Copy every line that holds "theo".
━━━━━━━━━━━━━━━━━━━━
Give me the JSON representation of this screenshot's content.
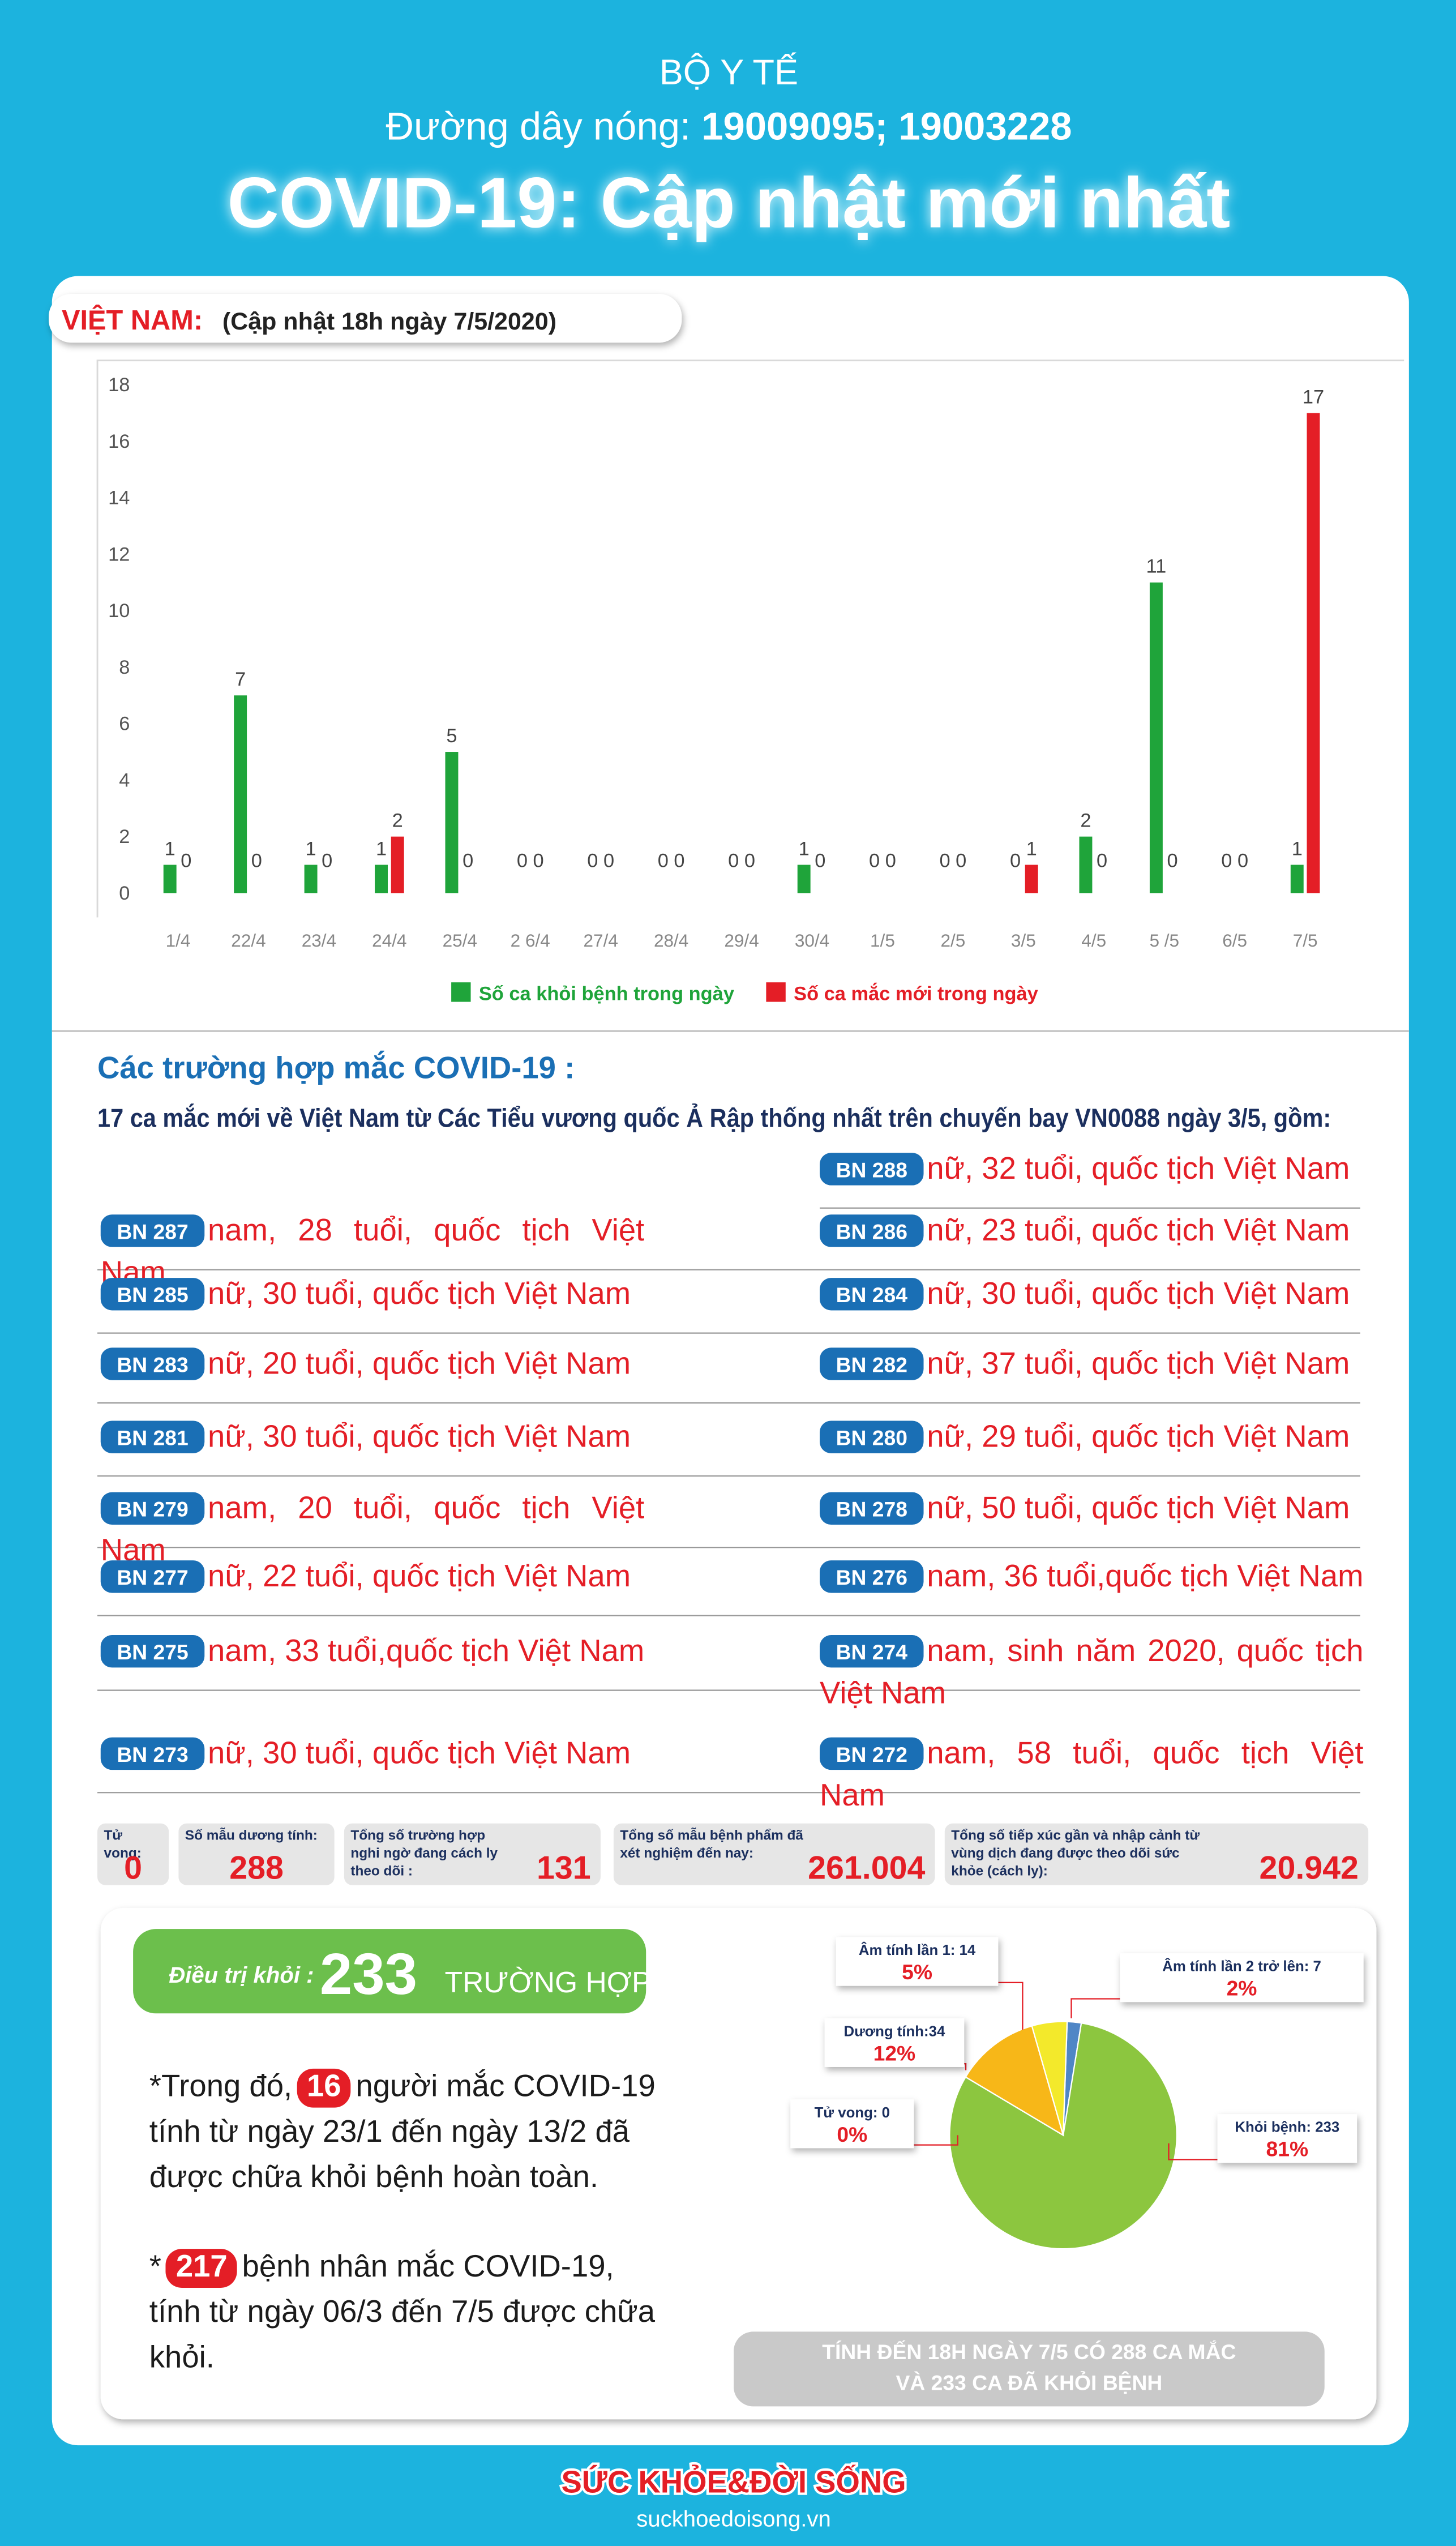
{
  "header": {
    "org": "BỘ Y TẾ",
    "hotline_label": "Đường dây nóng:",
    "hotline": "19009095; 19003228",
    "title": "COVID-19: Cập nhật mới nhất"
  },
  "section": {
    "country": "VIỆT NAM:",
    "updated": "(Cập nhật 18h ngày 7/5/2020)"
  },
  "chart_data": [
    {
      "type": "bar",
      "categories": [
        "1/4",
        "22/4",
        "23/4",
        "24/4",
        "25/4",
        "2 6/4",
        "27/4",
        "28/4",
        "29/4",
        "30/4",
        "1/5",
        "2/5",
        "3/5",
        "4/5",
        "5 /5",
        "6/5",
        "7/5"
      ],
      "series": [
        {
          "name": "Số ca khỏi bệnh trong ngày",
          "color": "#1fa43a",
          "values": [
            1,
            7,
            1,
            1,
            5,
            0,
            0,
            0,
            0,
            1,
            0,
            0,
            0,
            2,
            11,
            0,
            1
          ]
        },
        {
          "name": "Số ca mắc mới trong ngày",
          "color": "#e41e26",
          "values": [
            0,
            0,
            0,
            2,
            0,
            0,
            0,
            0,
            0,
            0,
            0,
            0,
            1,
            0,
            0,
            0,
            17
          ]
        }
      ],
      "ylim": [
        0,
        18
      ],
      "yticks": [
        0,
        2,
        4,
        6,
        8,
        10,
        12,
        14,
        16,
        18
      ],
      "grid": false,
      "legend": "bottom"
    },
    {
      "type": "pie",
      "categories": [
        "Âm tính lần 2 trở lên: 7",
        "Khỏi bệnh: 233",
        "Tử vong: 0",
        "Dương tính:34",
        "Âm tính lần 1: 14"
      ],
      "values": [
        2,
        81,
        0,
        12,
        5
      ],
      "value_labels": [
        "2%",
        "81%",
        "0%",
        "12%",
        "5%"
      ],
      "colors": [
        "#4f86c6",
        "#8cc63f",
        "#c00000",
        "#f7b718",
        "#f3e92b"
      ]
    }
  ],
  "cases": {
    "title": "Các trường hợp mắc COVID-19 :",
    "intro": "17 ca mắc mới về Việt Nam từ Các Tiểu vương quốc Ả Rập thống nhất trên chuyến bay VN0088 ngày 3/5, gồm:",
    "list": [
      {
        "id": "BN 288",
        "desc": "nữ, 32 tuổi, quốc tịch Việt Nam"
      },
      {
        "id": "BN 287",
        "desc": "nam, 28 tuổi, quốc tịch Việt Nam"
      },
      {
        "id": "BN 286",
        "desc": "nữ, 23 tuổi, quốc tịch Việt Nam"
      },
      {
        "id": "BN 285",
        "desc": "nữ, 30 tuổi, quốc tịch Việt Nam"
      },
      {
        "id": "BN 284",
        "desc": "nữ, 30 tuổi, quốc tịch Việt Nam"
      },
      {
        "id": "BN 283",
        "desc": "nữ, 20 tuổi, quốc tịch Việt Nam"
      },
      {
        "id": "BN 282",
        "desc": "nữ, 37 tuổi, quốc tịch Việt Nam"
      },
      {
        "id": "BN 281",
        "desc": "nữ, 30 tuổi, quốc tịch Việt Nam"
      },
      {
        "id": "BN 280",
        "desc": "nữ, 29 tuổi, quốc tịch Việt Nam"
      },
      {
        "id": "BN 279",
        "desc": "nam, 20 tuổi, quốc tịch Việt Nam"
      },
      {
        "id": "BN 278",
        "desc": "nữ, 50 tuổi, quốc tịch Việt Nam"
      },
      {
        "id": "BN 277",
        "desc": "nữ, 22 tuổi, quốc tịch Việt Nam"
      },
      {
        "id": "BN 276",
        "desc": "nam, 36 tuổi,quốc tịch Việt Nam"
      },
      {
        "id": "BN 275",
        "desc": "nam, 33 tuổi,quốc tịch Việt Nam"
      },
      {
        "id": "BN 274",
        "desc": "nam, sinh năm 2020, quốc tịch Việt Nam"
      },
      {
        "id": "BN 273",
        "desc": "nữ, 30 tuổi, quốc tịch Việt Nam"
      },
      {
        "id": "BN 272",
        "desc": "nam, 58 tuổi, quốc tịch Việt Nam"
      }
    ]
  },
  "stats": [
    {
      "label": "Tử vong:",
      "value": "0"
    },
    {
      "label": "Số mẫu dương tính:",
      "value": "288"
    },
    {
      "label": "Tổng số trường hợp nghi ngờ đang cách ly theo dõi :",
      "value": "131"
    },
    {
      "label": "Tổng số mẫu bệnh phẩm đã xét nghiệm đến nay:",
      "value": "261.004"
    },
    {
      "label": "Tổng số tiếp xúc gần và nhập cảnh từ vùng dịch đang được theo dõi sức khỏe (cách ly):",
      "value": "20.942"
    }
  ],
  "recovery": {
    "label": "Điều trị khỏi :",
    "count": "233",
    "unit": "TRƯỜNG HỢP",
    "note1": {
      "pre": "*Trong đó,",
      "num": "16",
      "post": "người mắc COVID-19 tính từ ngày 23/1 đến ngày 13/2 đã được chữa khỏi bệnh hoàn toàn."
    },
    "note2": {
      "pre": "*",
      "num": "217",
      "post": "bệnh nhân mắc COVID-19, tính từ ngày 06/3 đến 7/5 được chữa khỏi."
    },
    "summary": "TÍNH ĐẾN 18H NGÀY 7/5 CÓ 288 CA MẮC VÀ 233 CA ĐÃ KHỎI BỆNH"
  },
  "footer": {
    "logo": "SỨC KHỎE&ĐỜI SỐNG",
    "site": "suckhoedoisong.vn"
  }
}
━━━━━━━━━━━━━━━━━━━━
The completed task:
      "label": "Tổng số trường hợp nghi ngờ đang cách ly theo dõi :",
      "label": "Tổng số tiếp xúc gần và nhập cảnh từ vùng dịch đang được theo dõi sức khỏe (cách ly):",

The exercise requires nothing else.